What to do:
In the records below, tally every line containing "ирригации". Report only the total.

═════ Listed records

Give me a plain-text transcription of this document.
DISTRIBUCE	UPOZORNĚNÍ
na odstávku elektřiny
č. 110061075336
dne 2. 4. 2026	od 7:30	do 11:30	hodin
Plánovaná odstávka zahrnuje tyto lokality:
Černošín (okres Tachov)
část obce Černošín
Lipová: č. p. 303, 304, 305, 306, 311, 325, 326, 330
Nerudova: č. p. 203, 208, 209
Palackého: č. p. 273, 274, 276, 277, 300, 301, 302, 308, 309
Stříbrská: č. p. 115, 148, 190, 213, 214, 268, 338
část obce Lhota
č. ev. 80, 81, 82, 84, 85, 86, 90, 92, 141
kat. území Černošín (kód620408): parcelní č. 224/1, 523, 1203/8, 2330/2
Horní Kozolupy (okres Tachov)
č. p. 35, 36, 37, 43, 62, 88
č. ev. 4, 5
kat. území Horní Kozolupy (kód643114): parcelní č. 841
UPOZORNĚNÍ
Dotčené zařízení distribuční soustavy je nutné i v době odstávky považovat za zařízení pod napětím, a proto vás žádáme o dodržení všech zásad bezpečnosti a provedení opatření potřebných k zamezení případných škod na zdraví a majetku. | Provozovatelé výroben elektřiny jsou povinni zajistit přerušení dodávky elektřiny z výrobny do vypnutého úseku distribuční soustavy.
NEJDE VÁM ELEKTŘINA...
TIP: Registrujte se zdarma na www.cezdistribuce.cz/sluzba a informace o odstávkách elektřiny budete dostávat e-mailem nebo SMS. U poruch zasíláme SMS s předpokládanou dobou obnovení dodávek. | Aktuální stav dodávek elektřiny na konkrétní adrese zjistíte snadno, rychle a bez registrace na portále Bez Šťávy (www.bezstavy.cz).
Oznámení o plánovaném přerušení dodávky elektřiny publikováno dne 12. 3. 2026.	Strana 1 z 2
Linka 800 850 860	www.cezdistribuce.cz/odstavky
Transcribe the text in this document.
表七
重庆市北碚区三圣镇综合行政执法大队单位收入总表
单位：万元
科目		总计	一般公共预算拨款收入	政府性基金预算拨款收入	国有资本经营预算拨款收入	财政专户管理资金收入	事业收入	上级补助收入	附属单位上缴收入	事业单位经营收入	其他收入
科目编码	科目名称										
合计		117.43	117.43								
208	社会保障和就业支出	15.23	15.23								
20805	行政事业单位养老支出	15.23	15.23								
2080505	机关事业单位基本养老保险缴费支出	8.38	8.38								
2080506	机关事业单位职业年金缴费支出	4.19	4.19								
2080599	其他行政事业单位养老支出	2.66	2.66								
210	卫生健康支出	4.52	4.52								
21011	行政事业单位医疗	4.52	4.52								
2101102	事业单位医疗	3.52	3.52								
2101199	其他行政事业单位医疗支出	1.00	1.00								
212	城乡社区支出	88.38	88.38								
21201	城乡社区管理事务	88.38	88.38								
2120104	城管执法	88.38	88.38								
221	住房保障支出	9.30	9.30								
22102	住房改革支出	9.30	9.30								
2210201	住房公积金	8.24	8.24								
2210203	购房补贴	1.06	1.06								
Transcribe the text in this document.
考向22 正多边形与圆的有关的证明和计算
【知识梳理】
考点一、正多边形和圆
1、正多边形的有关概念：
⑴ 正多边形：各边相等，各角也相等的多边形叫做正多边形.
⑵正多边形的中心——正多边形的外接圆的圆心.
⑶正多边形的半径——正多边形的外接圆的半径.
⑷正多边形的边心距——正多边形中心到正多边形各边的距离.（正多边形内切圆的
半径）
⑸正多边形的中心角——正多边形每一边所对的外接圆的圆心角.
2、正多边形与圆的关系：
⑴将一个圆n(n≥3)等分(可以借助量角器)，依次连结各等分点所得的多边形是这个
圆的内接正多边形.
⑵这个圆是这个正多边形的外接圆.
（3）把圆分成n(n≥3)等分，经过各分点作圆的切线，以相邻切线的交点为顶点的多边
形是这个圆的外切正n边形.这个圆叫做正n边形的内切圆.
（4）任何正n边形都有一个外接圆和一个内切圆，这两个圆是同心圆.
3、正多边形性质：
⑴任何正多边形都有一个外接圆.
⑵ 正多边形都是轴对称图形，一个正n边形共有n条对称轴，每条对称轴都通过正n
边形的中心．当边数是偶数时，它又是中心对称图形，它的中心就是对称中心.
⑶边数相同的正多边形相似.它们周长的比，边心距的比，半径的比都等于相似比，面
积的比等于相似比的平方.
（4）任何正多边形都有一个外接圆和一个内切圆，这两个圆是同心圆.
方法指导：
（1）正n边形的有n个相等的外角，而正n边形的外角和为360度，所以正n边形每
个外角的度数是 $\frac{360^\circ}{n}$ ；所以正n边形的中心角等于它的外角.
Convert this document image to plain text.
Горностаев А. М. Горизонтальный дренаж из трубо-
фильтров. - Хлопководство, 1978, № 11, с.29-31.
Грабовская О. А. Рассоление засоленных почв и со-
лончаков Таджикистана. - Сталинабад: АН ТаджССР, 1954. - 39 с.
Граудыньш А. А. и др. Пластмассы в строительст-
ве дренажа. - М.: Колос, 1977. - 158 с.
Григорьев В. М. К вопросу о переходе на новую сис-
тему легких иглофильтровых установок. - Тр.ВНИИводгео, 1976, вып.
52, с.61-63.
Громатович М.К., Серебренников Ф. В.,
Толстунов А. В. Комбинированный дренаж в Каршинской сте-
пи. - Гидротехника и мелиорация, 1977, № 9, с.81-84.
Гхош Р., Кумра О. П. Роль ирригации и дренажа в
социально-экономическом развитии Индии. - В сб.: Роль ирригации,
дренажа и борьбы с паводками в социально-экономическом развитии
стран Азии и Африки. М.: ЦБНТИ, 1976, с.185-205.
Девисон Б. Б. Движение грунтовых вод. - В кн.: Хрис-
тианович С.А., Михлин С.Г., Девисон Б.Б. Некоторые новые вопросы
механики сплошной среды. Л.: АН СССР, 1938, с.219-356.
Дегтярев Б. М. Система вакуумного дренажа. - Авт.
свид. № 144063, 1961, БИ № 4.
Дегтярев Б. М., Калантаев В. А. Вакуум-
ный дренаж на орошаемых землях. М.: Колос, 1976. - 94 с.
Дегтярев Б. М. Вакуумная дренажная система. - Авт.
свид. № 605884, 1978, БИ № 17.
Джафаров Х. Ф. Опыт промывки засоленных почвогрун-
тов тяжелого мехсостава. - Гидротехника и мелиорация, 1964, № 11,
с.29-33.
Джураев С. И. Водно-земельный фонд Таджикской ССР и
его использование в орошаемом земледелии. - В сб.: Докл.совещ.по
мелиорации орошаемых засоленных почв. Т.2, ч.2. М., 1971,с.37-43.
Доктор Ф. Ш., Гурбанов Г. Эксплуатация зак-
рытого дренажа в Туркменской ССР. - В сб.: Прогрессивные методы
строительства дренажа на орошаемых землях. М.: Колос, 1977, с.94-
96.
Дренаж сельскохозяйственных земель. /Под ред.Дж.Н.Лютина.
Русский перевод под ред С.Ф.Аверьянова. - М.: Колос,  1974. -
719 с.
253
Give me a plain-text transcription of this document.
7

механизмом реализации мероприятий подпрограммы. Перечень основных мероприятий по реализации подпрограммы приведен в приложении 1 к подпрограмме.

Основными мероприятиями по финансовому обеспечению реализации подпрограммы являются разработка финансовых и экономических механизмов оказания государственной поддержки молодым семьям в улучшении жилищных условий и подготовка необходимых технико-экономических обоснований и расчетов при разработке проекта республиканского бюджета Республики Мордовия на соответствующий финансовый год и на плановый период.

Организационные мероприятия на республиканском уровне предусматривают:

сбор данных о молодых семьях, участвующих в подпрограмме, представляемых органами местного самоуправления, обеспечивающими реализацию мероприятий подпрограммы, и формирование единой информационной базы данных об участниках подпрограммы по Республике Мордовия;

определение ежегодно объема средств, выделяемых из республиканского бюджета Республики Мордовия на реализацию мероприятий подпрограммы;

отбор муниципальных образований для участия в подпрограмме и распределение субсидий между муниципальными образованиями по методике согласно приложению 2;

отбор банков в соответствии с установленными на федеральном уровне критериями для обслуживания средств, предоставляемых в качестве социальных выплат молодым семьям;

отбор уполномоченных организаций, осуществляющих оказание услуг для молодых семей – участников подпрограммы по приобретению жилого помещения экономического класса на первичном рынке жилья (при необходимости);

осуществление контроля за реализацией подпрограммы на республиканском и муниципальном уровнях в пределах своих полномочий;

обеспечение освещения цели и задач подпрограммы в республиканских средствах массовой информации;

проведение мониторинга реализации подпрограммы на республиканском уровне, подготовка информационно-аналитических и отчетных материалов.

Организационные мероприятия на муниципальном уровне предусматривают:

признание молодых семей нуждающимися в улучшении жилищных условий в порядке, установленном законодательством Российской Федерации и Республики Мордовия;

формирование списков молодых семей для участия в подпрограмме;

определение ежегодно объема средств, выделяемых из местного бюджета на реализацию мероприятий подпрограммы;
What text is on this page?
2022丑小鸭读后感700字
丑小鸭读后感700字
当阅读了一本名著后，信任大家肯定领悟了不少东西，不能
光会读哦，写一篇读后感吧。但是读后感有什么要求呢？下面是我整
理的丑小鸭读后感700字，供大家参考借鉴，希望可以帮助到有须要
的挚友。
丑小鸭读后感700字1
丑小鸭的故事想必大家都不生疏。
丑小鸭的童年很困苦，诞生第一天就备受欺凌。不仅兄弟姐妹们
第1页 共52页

══════════

Worked answer:
2